(Objective)
Identify every line in the records below that contains the word "routing", and reproduce each one.

====== Supplied information

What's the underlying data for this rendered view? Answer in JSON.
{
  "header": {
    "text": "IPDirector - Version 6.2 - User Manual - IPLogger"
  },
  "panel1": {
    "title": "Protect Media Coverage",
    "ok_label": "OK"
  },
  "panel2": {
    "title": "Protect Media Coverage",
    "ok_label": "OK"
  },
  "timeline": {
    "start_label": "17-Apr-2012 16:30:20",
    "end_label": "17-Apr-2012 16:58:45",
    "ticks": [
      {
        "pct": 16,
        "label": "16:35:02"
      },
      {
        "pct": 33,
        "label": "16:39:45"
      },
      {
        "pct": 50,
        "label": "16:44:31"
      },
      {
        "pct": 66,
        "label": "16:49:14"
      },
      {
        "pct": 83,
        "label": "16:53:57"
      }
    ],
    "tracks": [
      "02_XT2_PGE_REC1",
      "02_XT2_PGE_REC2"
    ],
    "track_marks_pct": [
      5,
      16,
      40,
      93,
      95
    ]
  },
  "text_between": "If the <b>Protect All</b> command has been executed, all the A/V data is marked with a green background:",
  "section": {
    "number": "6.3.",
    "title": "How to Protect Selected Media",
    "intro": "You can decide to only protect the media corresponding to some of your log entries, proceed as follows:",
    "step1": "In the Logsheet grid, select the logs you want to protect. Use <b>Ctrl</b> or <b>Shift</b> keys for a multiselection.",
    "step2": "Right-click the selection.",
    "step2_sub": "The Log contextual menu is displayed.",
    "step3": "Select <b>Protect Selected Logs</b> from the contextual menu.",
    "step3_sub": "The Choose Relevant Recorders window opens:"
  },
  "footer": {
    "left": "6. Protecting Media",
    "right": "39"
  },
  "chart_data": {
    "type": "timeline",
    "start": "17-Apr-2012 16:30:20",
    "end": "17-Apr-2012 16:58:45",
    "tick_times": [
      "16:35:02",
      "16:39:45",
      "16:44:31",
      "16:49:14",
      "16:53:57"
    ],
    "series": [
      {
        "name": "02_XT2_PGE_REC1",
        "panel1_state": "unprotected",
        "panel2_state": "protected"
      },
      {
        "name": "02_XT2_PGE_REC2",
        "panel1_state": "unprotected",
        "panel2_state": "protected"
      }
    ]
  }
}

============
====== Supplied information

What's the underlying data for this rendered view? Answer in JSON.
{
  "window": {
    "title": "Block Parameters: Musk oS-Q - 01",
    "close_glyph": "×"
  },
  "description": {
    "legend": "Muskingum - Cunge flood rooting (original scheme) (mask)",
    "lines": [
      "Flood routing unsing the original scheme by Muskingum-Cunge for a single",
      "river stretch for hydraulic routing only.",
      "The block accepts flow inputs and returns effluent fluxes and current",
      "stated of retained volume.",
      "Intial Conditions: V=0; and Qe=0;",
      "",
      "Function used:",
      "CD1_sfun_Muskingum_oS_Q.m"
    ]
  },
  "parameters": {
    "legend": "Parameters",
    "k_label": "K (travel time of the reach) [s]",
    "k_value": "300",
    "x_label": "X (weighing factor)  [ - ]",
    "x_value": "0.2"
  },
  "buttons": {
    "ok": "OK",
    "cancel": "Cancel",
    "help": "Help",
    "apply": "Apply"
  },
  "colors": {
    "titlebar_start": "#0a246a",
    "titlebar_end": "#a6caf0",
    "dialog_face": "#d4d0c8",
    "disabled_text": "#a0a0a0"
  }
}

============

(Result)
      "Flood routing unsing the original scheme by Muskingum-Cunge for a single",
      "river stretch for hydraulic routing only.",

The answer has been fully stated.